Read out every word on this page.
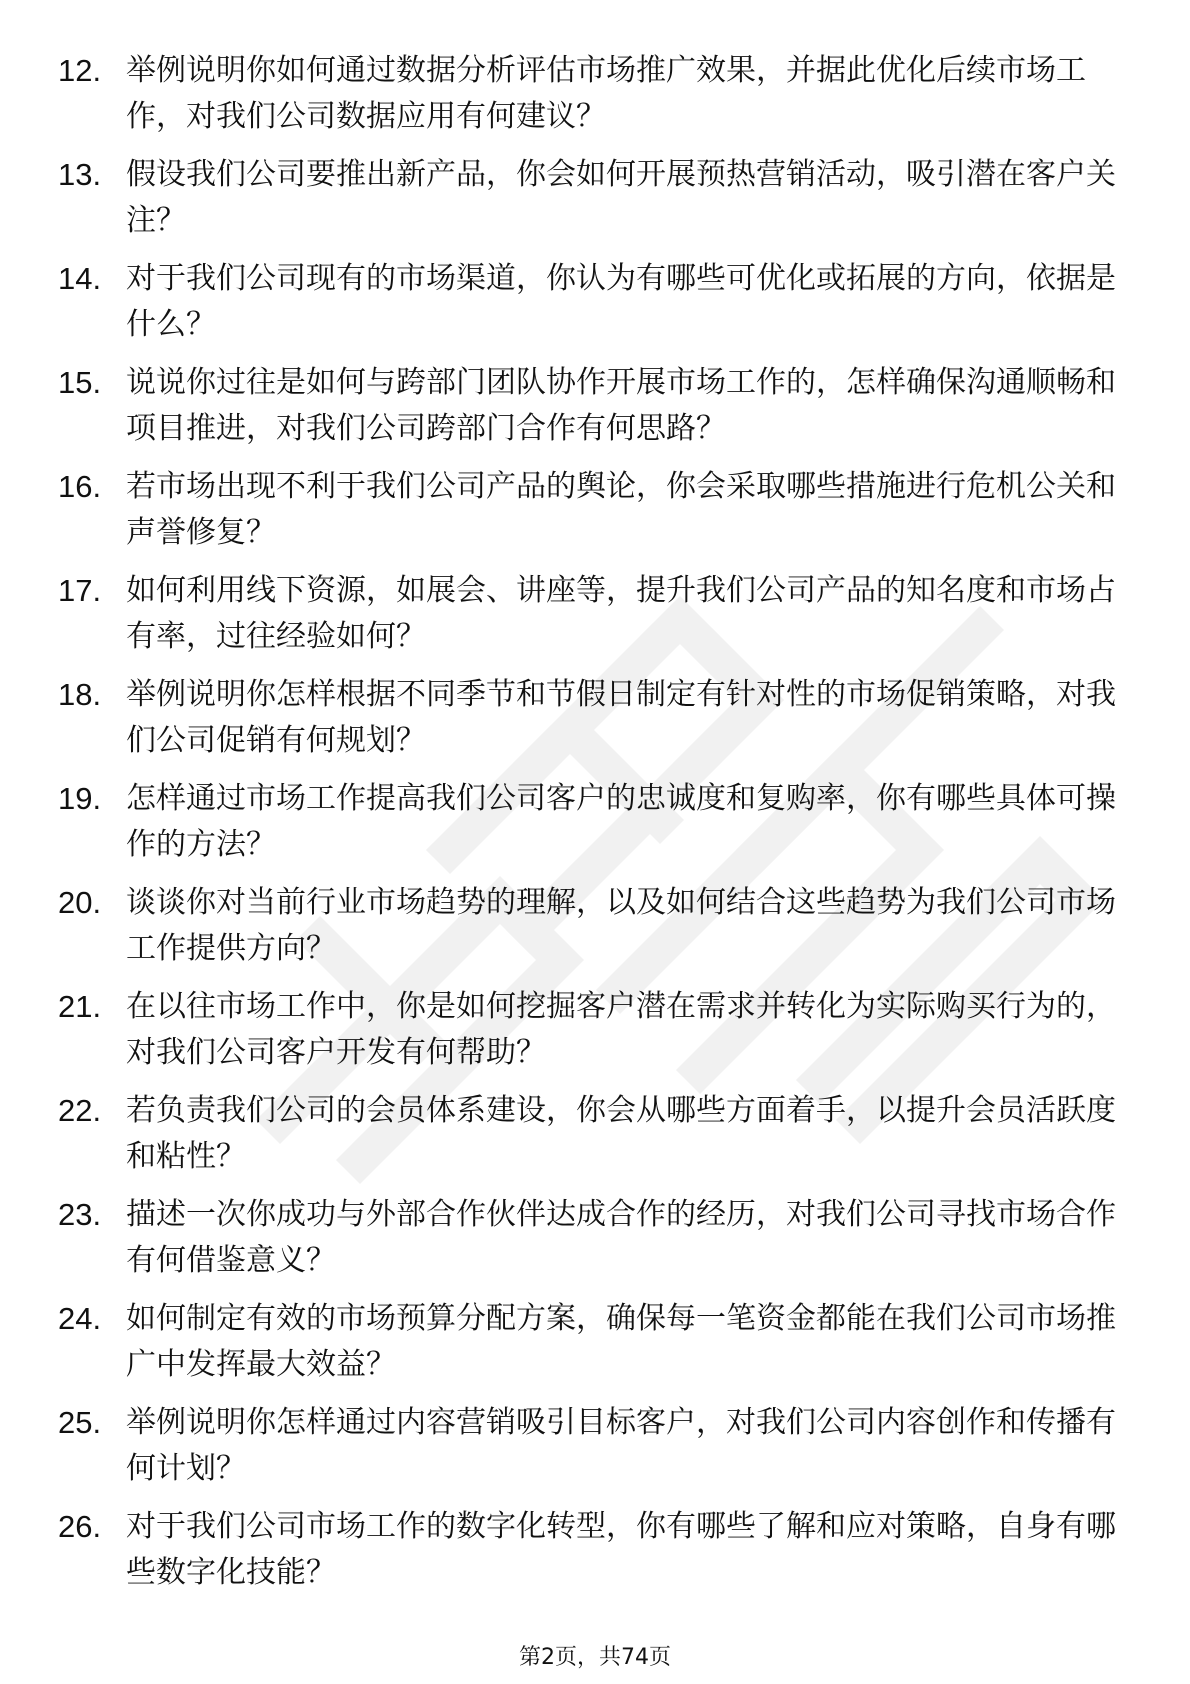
12. 举例说明你如何通过数据分析评估市场推广效果，并据此优化后续市场工作，对我们公司数据应用有何建议？
13. 假设我们公司要推出新产品，你会如何开展预热营销活动，吸引潜在客户关注？
14. 对于我们公司现有的市场渠道，你认为有哪些可优化或拓展的方向，依据是什么？
15. 说说你过往是如何与跨部门团队协作开展市场工作的，怎样确保沟通顺畅和项目推进，对我们公司跨部门合作有何思路？
16. 若市场出现不利于我们公司产品的舆论，你会采取哪些措施进行危机公关和声誉修复？
17. 如何利用线下资源，如展会、讲座等，提升我们公司产品的知名度和市场占有率，过往经验如何？
18. 举例说明你怎样根据不同季节和节假日制定有针对性的市场促销策略，对我们公司促销有何规划？
19. 怎样通过市场工作提高我们公司客户的忠诚度和复购率，你有哪些具体可操作的方法？
20. 谈谈你对当前行业市场趋势的理解，以及如何结合这些趋势为我们公司市场工作提供方向？
21. 在以往市场工作中，你是如何挖掘客户潜在需求并转化为实际购买行为的，对我们公司客户开发有何帮助？
22. 若负责我们公司的会员体系建设，你会从哪些方面着手，以提升会员活跃度和粘性？
23. 描述一次你成功与外部合作伙伴达成合作的经历，对我们公司寻找市场合作有何借鉴意义？
24. 如何制定有效的市场预算分配方案，确保每一笔资金都能在我们公司市场推广中发挥最大效益？
25. 举例说明你怎样通过内容营销吸引目标客户，对我们公司内容创作和传播有何计划？
26. 对于我们公司市场工作的数字化转型，你有哪些了解和应对策略，自身有哪些数字化技能？
第2页，共74页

WHAT THE EXERCISE ASKS —
Write the full listing out again with every line unchanged, but include no pictures.

SOLUTION FOR THIS EXERCISE —
Read out every word on this page.
12. 举例说明你如何通过数据分析评估市场推广效果，并据此优化后续市场工作，对我们公司数据应用有何建议？
13. 假设我们公司要推出新产品，你会如何开展预热营销活动，吸引潜在客户关注？
14. 对于我们公司现有的市场渠道，你认为有哪些可优化或拓展的方向，依据是什么？
15. 说说你过往是如何与跨部门团队协作开展市场工作的，怎样确保沟通顺畅和项目推进，对我们公司跨部门合作有何思路？
16. 若市场出现不利于我们公司产品的舆论，你会采取哪些措施进行危机公关和声誉修复？
17. 如何利用线下资源，如展会、讲座等，提升我们公司产品的知名度和市场占有率，过往经验如何？
18. 举例说明你怎样根据不同季节和节假日制定有针对性的市场促销策略，对我们公司促销有何规划？
19. 怎样通过市场工作提高我们公司客户的忠诚度和复购率，你有哪些具体可操作的方法？
20. 谈谈你对当前行业市场趋势的理解，以及如何结合这些趋势为我们公司市场工作提供方向？
21. 在以往市场工作中，你是如何挖掘客户潜在需求并转化为实际购买行为的，对我们公司客户开发有何帮助？
22. 若负责我们公司的会员体系建设，你会从哪些方面着手，以提升会员活跃度和粘性？
23. 描述一次你成功与外部合作伙伴达成合作的经历，对我们公司寻找市场合作有何借鉴意义？
24. 如何制定有效的市场预算分配方案，确保每一笔资金都能在我们公司市场推广中发挥最大效益？
25. 举例说明你怎样通过内容营销吸引目标客户，对我们公司内容创作和传播有何计划？
26. 对于我们公司市场工作的数字化转型，你有哪些了解和应对策略，自身有哪些数字化技能？
第2页，共74页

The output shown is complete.